• WHAT THIS TASK INVOLVES:
Please count the lines in the listing below where the word "home" appears. Give the number only.

• Recorded data:
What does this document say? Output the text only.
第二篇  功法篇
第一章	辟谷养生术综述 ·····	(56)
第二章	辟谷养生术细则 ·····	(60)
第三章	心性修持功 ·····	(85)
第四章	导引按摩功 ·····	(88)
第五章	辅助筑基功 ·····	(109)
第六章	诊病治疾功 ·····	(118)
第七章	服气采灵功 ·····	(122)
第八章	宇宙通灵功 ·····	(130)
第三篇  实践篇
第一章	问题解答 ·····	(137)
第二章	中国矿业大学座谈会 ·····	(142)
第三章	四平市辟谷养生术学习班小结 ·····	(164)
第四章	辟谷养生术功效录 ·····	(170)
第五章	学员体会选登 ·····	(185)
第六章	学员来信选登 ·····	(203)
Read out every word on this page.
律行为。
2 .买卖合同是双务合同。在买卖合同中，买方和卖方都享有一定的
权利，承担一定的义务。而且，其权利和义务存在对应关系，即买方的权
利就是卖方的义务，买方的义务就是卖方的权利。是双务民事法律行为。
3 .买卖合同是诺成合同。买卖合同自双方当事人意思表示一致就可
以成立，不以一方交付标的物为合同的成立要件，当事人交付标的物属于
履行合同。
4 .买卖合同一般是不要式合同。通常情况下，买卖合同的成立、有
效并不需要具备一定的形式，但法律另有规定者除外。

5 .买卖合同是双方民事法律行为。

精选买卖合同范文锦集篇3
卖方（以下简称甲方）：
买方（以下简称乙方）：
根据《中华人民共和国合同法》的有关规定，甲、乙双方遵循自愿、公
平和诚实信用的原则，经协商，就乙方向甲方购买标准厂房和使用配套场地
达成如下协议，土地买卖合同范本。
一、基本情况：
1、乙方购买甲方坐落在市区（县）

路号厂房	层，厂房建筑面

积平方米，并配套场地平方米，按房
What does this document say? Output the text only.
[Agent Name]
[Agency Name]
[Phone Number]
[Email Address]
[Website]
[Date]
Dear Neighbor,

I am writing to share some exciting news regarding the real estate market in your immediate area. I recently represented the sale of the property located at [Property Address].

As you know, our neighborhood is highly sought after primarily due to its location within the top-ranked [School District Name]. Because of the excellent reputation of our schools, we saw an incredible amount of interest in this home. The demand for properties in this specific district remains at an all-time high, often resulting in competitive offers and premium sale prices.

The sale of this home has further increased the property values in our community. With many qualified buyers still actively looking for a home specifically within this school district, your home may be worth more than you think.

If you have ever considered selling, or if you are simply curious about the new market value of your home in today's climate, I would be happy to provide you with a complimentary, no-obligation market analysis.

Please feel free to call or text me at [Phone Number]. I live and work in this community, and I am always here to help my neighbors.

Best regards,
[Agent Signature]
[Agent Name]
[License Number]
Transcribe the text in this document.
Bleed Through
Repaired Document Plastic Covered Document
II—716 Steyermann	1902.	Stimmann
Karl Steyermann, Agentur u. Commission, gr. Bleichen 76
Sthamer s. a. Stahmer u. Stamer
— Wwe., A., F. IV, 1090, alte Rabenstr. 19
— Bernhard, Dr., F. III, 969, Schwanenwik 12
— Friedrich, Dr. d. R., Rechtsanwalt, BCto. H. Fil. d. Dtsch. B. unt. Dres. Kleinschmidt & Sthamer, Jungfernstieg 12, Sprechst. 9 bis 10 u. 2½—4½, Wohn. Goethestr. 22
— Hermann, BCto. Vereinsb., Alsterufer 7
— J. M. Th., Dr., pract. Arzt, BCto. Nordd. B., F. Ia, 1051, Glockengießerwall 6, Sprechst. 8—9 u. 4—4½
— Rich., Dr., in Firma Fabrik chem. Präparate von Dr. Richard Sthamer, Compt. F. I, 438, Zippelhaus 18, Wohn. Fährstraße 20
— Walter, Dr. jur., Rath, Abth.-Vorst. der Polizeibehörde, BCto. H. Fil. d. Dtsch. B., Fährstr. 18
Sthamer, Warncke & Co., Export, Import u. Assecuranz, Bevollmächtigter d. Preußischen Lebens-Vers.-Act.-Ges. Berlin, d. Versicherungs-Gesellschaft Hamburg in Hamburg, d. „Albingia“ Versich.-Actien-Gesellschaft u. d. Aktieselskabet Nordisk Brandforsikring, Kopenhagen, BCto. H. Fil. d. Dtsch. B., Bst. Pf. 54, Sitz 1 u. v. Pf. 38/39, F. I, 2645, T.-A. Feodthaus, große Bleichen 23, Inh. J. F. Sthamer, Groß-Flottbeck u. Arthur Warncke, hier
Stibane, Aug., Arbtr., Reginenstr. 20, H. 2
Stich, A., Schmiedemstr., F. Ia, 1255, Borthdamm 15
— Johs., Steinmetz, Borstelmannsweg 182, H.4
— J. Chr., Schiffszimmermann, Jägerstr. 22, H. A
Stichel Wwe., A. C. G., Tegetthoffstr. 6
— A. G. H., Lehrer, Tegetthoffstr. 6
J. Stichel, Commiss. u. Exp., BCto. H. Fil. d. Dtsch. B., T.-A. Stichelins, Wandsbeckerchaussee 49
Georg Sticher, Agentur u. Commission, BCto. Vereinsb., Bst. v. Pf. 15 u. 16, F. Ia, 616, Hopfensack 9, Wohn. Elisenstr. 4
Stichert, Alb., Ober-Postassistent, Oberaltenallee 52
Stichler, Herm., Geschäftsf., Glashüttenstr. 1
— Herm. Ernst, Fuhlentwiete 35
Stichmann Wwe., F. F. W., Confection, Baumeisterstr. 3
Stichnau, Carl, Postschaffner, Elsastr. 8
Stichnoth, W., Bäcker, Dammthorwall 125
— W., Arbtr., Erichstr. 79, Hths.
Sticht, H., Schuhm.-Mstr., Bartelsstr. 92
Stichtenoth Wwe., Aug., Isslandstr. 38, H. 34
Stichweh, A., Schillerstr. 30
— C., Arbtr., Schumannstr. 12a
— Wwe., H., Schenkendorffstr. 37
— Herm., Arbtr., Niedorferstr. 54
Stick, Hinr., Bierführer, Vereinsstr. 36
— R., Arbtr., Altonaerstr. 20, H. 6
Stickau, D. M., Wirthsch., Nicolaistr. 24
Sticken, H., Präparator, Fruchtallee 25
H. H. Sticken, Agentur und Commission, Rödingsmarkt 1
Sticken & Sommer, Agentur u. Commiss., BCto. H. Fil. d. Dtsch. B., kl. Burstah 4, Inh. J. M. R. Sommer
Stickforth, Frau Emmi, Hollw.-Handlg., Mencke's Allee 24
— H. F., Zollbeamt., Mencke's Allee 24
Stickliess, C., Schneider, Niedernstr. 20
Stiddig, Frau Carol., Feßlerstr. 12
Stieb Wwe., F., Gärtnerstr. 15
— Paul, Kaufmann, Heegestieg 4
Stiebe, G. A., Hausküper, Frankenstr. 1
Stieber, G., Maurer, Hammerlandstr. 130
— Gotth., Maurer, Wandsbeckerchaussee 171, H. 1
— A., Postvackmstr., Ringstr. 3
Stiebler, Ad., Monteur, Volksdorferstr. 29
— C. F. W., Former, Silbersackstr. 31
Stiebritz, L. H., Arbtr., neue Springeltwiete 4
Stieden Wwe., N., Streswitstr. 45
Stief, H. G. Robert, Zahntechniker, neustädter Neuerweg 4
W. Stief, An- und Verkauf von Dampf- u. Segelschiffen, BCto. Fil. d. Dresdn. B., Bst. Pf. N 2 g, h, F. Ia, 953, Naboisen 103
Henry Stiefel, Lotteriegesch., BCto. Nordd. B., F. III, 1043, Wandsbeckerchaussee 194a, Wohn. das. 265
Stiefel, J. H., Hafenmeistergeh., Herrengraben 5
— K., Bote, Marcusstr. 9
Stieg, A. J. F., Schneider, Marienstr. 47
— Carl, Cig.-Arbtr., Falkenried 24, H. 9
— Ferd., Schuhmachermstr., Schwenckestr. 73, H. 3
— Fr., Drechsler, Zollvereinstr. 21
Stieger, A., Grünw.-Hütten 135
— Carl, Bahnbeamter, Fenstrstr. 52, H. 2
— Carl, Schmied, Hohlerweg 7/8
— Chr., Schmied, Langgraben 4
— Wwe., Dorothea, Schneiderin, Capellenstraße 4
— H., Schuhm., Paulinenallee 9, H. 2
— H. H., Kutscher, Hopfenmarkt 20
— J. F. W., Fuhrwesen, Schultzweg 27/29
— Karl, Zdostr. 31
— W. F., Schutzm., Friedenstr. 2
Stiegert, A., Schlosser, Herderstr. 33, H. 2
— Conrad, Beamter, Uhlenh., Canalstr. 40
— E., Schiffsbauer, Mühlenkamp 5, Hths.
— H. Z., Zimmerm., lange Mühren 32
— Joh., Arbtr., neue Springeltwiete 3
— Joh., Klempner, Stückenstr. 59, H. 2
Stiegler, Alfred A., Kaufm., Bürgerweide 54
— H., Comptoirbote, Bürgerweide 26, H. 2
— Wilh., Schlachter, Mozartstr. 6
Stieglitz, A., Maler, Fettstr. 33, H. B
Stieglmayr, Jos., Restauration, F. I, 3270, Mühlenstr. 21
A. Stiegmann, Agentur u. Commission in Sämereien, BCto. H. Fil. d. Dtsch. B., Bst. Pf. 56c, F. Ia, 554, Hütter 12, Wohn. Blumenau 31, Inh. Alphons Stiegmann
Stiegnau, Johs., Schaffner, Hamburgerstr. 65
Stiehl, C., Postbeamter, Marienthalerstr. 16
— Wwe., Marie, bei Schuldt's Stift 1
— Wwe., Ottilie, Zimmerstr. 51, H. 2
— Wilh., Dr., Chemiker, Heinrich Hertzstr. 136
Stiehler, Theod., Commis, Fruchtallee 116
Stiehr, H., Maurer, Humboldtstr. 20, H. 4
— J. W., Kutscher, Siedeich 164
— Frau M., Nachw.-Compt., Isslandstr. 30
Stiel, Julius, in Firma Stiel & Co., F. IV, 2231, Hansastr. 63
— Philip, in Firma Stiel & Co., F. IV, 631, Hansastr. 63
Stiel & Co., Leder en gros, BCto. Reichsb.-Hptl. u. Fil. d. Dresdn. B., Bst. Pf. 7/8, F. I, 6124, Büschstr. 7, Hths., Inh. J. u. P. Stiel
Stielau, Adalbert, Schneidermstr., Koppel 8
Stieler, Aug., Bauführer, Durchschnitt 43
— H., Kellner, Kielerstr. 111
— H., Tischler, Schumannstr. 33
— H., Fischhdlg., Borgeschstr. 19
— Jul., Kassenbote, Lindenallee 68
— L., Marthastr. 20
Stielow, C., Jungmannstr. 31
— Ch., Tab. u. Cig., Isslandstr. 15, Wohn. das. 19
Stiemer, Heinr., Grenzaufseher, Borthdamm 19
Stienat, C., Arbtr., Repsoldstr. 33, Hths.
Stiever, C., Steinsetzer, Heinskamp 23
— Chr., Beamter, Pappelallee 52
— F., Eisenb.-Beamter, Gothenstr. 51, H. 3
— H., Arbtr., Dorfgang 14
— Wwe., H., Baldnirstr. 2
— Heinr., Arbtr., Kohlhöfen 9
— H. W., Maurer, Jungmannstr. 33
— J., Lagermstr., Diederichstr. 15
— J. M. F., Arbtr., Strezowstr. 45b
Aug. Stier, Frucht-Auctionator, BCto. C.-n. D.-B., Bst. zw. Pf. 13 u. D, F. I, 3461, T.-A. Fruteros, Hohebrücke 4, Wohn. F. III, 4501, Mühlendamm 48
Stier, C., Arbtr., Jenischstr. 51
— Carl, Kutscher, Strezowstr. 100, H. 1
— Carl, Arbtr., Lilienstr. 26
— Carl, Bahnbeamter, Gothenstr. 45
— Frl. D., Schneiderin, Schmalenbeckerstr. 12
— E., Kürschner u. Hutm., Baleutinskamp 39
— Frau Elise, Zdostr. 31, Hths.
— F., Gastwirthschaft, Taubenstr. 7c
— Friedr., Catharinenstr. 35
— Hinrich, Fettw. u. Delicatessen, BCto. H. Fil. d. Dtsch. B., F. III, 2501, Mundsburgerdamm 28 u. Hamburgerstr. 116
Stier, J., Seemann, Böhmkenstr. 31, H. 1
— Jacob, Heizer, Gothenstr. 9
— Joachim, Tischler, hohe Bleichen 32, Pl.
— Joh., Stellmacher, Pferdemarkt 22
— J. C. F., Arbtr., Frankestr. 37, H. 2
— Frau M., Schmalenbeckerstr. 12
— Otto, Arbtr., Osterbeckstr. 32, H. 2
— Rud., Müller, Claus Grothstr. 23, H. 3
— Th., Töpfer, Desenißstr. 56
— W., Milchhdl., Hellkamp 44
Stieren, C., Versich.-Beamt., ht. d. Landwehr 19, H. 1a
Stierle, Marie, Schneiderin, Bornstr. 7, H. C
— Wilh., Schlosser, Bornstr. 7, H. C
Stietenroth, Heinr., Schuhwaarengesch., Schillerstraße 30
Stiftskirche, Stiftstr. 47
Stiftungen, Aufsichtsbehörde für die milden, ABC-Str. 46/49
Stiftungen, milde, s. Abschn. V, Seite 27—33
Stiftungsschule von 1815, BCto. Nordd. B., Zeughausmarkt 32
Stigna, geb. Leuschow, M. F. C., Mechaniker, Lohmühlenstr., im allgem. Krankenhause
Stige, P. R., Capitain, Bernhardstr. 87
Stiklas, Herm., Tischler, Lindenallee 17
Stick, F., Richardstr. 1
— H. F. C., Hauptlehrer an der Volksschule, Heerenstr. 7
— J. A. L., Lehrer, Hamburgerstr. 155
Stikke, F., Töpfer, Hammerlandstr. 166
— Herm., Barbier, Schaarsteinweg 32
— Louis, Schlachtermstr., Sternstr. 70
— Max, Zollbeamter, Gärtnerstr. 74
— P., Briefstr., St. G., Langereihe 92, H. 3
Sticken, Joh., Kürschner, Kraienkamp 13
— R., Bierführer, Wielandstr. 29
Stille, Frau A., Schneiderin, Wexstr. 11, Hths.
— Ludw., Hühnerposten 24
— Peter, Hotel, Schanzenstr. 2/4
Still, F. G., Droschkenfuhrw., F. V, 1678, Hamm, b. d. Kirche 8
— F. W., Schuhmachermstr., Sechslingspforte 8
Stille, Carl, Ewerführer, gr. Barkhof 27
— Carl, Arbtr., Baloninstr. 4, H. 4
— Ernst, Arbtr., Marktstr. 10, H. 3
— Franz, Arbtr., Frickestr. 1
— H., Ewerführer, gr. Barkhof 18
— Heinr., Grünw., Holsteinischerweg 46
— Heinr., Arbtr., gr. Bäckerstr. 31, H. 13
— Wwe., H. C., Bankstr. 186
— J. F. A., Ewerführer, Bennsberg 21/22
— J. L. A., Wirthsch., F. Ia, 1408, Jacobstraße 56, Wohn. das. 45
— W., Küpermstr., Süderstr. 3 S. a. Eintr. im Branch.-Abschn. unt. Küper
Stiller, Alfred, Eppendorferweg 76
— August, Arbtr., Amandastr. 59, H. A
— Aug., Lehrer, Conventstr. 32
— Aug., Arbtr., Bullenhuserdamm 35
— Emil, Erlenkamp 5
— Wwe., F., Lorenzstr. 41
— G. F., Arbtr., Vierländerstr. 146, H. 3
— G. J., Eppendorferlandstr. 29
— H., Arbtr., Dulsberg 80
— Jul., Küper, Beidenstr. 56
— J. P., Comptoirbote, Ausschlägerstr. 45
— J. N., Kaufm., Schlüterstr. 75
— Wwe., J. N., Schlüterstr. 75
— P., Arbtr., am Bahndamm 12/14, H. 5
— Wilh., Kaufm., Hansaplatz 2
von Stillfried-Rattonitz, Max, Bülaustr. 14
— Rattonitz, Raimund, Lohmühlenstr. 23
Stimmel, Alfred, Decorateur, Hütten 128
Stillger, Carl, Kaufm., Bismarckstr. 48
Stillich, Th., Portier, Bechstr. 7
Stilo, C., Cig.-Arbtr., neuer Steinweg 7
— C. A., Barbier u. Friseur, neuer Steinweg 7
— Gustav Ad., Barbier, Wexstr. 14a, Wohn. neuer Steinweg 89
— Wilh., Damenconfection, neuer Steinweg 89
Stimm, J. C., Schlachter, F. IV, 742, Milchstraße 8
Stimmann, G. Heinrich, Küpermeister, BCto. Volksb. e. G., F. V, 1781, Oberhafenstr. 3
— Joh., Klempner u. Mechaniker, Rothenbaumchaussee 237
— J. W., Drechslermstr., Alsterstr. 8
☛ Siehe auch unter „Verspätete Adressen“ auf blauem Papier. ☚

• ANSWER FOR THIS EXERCISE:
3